- What the exercise asks: Reproduce verbatim every line from the start of the records down to and including the line containing "search-input[interactable] (767, 30, 867, 47)".
## start Record set
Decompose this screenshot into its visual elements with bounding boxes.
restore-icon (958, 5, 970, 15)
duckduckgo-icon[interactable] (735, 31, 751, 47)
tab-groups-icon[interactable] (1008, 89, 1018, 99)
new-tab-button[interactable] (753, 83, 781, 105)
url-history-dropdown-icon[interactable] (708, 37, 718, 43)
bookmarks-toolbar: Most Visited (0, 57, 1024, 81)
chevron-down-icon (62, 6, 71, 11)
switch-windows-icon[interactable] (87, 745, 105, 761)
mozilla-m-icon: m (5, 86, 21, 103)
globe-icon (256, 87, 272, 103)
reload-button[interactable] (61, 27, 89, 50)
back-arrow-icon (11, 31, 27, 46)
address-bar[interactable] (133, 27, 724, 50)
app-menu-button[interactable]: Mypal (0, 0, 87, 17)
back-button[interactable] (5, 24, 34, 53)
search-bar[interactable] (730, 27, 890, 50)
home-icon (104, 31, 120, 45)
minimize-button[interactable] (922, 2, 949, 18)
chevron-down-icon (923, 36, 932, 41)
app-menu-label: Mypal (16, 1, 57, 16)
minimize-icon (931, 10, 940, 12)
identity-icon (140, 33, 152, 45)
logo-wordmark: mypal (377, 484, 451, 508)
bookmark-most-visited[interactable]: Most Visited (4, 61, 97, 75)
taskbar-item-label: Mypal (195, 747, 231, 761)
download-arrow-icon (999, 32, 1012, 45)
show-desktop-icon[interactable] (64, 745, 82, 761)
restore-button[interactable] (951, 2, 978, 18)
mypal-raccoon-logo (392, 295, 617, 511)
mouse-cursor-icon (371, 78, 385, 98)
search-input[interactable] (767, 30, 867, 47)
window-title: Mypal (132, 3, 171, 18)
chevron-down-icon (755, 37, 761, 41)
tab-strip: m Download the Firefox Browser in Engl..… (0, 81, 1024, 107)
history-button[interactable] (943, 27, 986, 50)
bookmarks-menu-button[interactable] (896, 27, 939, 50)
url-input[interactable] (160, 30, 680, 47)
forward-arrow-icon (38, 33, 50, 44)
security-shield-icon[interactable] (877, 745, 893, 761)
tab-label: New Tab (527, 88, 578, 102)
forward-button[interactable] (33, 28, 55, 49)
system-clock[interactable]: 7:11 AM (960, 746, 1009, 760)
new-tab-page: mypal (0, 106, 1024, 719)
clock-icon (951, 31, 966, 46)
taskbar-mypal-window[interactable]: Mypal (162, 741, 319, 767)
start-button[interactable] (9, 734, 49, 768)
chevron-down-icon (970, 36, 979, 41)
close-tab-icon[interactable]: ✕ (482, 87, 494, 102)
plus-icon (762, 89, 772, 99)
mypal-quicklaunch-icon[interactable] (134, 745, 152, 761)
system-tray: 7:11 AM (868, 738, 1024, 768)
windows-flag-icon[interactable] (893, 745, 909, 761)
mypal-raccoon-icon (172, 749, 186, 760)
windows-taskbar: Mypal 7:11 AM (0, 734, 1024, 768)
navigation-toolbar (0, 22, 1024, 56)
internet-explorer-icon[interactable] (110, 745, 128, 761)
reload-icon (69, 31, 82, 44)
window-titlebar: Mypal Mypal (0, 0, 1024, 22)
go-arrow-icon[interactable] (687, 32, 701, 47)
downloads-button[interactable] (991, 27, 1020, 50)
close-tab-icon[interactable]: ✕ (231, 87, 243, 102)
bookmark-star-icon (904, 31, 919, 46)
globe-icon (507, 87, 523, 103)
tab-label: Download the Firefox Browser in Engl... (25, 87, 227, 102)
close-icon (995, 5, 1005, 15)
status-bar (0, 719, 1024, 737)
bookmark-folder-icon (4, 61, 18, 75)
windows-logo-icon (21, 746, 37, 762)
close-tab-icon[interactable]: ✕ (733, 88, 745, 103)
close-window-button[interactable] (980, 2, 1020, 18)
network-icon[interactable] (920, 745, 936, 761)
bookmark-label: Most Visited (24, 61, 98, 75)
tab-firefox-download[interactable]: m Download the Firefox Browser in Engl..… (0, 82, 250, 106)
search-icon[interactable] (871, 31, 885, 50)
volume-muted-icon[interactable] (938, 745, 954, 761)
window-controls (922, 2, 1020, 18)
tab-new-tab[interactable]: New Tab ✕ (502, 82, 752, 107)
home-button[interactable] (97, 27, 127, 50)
## end Record set
- Reply:
Decompose this screenshot into its visual elements with bounding boxes.
restore-icon (958, 5, 970, 15)
duckduckgo-icon[interactable] (735, 31, 751, 47)
tab-groups-icon[interactable] (1008, 89, 1018, 99)
new-tab-button[interactable] (753, 83, 781, 105)
url-history-dropdown-icon[interactable] (708, 37, 718, 43)
bookmarks-toolbar: Most Visited (0, 57, 1024, 81)
chevron-down-icon (62, 6, 71, 11)
switch-windows-icon[interactable] (87, 745, 105, 761)
mozilla-m-icon: m (5, 86, 21, 103)
globe-icon (256, 87, 272, 103)
reload-button[interactable] (61, 27, 89, 50)
back-arrow-icon (11, 31, 27, 46)
address-bar[interactable] (133, 27, 724, 50)
app-menu-button[interactable]: Mypal (0, 0, 87, 17)
back-button[interactable] (5, 24, 34, 53)
search-bar[interactable] (730, 27, 890, 50)
home-icon (104, 31, 120, 45)
minimize-button[interactable] (922, 2, 949, 18)
chevron-down-icon (923, 36, 932, 41)
app-menu-label: Mypal (16, 1, 57, 16)
minimize-icon (931, 10, 940, 12)
identity-icon (140, 33, 152, 45)
logo-wordmark: mypal (377, 484, 451, 508)
bookmark-most-visited[interactable]: Most Visited (4, 61, 97, 75)
taskbar-item-label: Mypal (195, 747, 231, 761)
download-arrow-icon (999, 32, 1012, 45)
show-desktop-icon[interactable] (64, 745, 82, 761)
restore-button[interactable] (951, 2, 978, 18)
mypal-raccoon-logo (392, 295, 617, 511)
mouse-cursor-icon (371, 78, 385, 98)
search-input[interactable] (767, 30, 867, 47)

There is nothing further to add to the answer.